Dataset rows:
[Start]

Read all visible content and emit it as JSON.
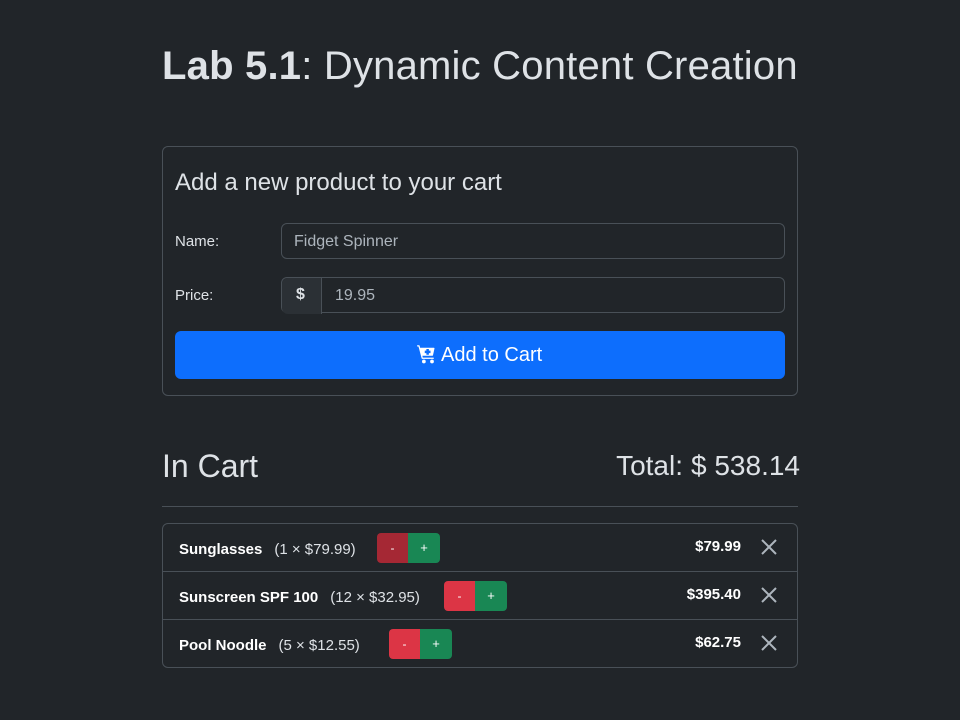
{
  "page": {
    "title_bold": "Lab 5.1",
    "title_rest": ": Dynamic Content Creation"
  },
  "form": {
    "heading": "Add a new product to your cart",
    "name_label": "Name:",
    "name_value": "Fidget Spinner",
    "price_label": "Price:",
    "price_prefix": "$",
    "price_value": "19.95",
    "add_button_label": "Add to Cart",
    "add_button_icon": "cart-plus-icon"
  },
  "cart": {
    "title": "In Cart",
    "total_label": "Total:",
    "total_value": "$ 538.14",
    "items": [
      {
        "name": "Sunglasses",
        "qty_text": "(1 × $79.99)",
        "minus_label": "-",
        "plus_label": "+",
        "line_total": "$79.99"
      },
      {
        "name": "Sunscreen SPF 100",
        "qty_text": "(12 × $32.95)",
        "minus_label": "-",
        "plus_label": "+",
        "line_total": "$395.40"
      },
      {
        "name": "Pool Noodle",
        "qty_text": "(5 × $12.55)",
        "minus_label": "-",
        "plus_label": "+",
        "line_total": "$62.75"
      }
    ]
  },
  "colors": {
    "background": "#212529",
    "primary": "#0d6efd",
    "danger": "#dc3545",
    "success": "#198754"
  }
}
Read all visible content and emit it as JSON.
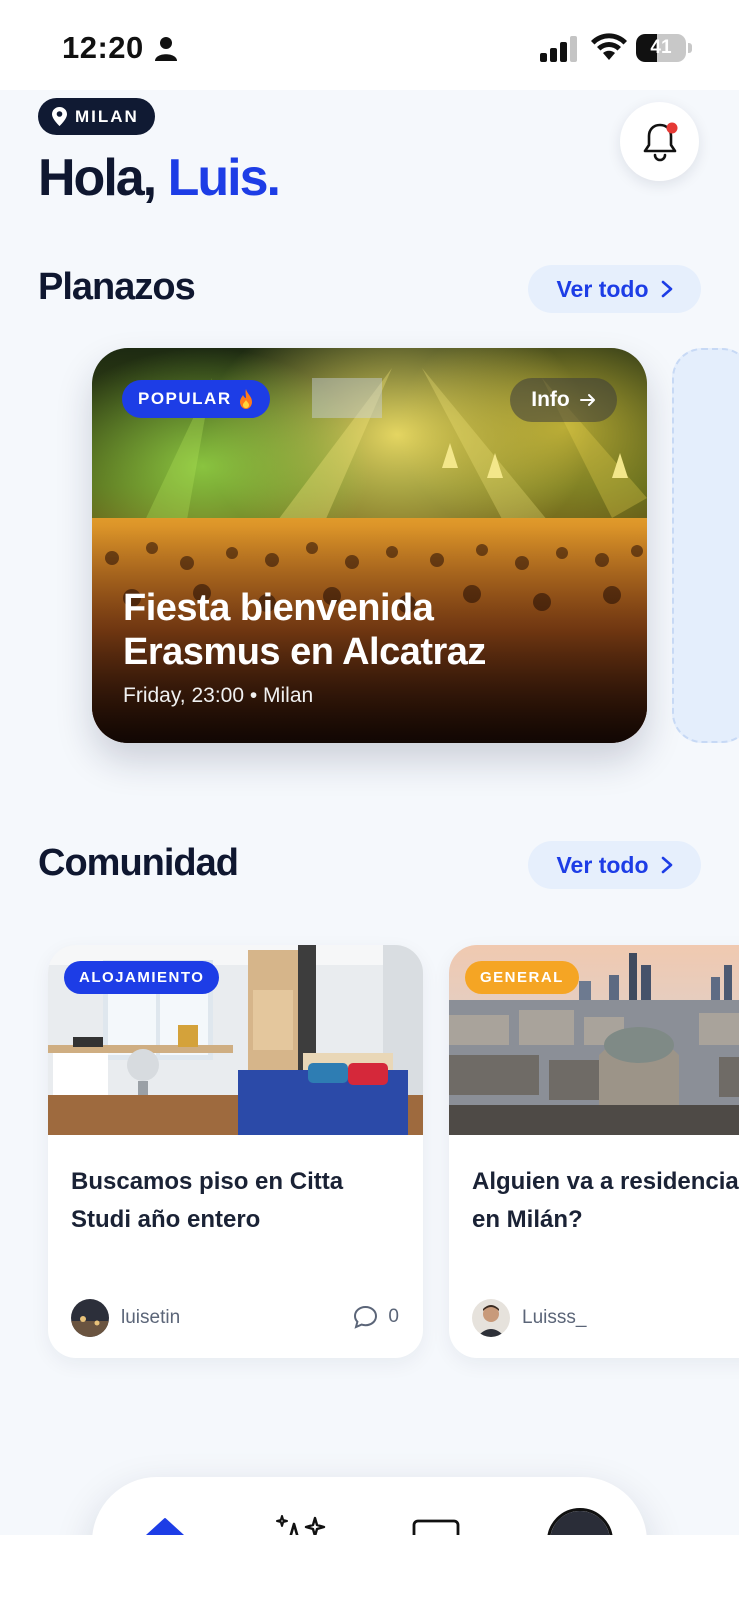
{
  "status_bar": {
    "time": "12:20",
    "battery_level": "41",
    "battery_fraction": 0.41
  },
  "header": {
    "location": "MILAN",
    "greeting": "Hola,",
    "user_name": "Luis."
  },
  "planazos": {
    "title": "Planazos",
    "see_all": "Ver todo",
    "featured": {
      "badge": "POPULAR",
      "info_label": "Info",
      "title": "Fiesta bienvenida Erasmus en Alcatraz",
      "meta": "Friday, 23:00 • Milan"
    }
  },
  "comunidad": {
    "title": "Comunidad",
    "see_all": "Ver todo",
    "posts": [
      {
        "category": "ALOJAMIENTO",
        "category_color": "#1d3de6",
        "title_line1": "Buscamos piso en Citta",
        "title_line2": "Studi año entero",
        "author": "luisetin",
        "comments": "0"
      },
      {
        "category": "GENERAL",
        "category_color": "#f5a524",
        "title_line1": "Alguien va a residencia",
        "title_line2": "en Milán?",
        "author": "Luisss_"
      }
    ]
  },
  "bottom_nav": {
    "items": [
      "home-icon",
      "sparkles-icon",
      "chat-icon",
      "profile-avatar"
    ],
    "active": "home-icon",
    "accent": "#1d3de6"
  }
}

[End]

> [What the task asks] Restate each entry word for word, please, but drop any images it holds.

> [Finished answer]
Read all visible content and emit it as JSON.
{
  "page": {
    "title_bold": "Lab 5.1",
    "title_rest": ": Dynamic Content Creation"
  },
  "form": {
    "heading": "Add a new product to your cart",
    "name_label": "Name:",
    "name_value": "Fidget Spinner",
    "price_label": "Price:",
    "price_prefix": "$",
    "price_value": "19.95",
    "add_button_label": "Add to Cart",
    "add_button_icon": "cart-plus-icon"
  },
  "cart": {
    "title": "In Cart",
    "total_label": "Total:",
    "total_value": "$ 538.14",
    "items": [
      {
        "name": "Sunglasses",
        "qty_text": "(1 × $79.99)",
        "minus_label": "-",
        "plus_label": "+",
        "line_total": "$79.99"
      },
      {
        "name": "Sunscreen SPF 100",
        "qty_text": "(12 × $32.95)",
        "minus_label": "-",
        "plus_label": "+",
        "line_total": "$395.40"
      },
      {
        "name": "Pool Noodle",
        "qty_text": "(5 × $12.55)",
        "minus_label": "-",
        "plus_label": "+",
        "line_total": "$62.75"
      }
    ]
  },
  "colors": {
    "background": "#212529",
    "primary": "#0d6efd",
    "danger": "#dc3545",
    "success": "#198754"
  }
}
Read all visible content and emit it as JSON.
{
  "status_bar": {
    "time": "12:20",
    "battery_level": "41",
    "battery_fraction": 0.41
  },
  "header": {
    "location": "MILAN",
    "greeting": "Hola,",
    "user_name": "Luis."
  },
  "planazos": {
    "title": "Planazos",
    "see_all": "Ver todo",
    "featured": {
      "badge": "POPULAR",
      "info_label": "Info",
      "title": "Fiesta bienvenida Erasmus en Alcatraz",
      "meta": "Friday, 23:00 • Milan"
    }
  },
  "comunidad": {
    "title": "Comunidad",
    "see_all": "Ver todo",
    "posts": [
      {
        "category": "ALOJAMIENTO",
        "category_color": "#1d3de6",
        "title_line1": "Buscamos piso en Citta",
        "title_line2": "Studi año entero",
        "author": "luisetin",
        "comments": "0"
      },
      {
        "category": "GENERAL",
        "category_color": "#f5a524",
        "title_line1": "Alguien va a residencia",
        "title_line2": "en Milán?",
        "author": "Luisss_"
      }
    ]
  },
  "bottom_nav": {
    "items": [
      "home-icon",
      "sparkles-icon",
      "chat-icon",
      "profile-avatar"
    ],
    "active": "home-icon",
    "accent": "#1d3de6"
  }
}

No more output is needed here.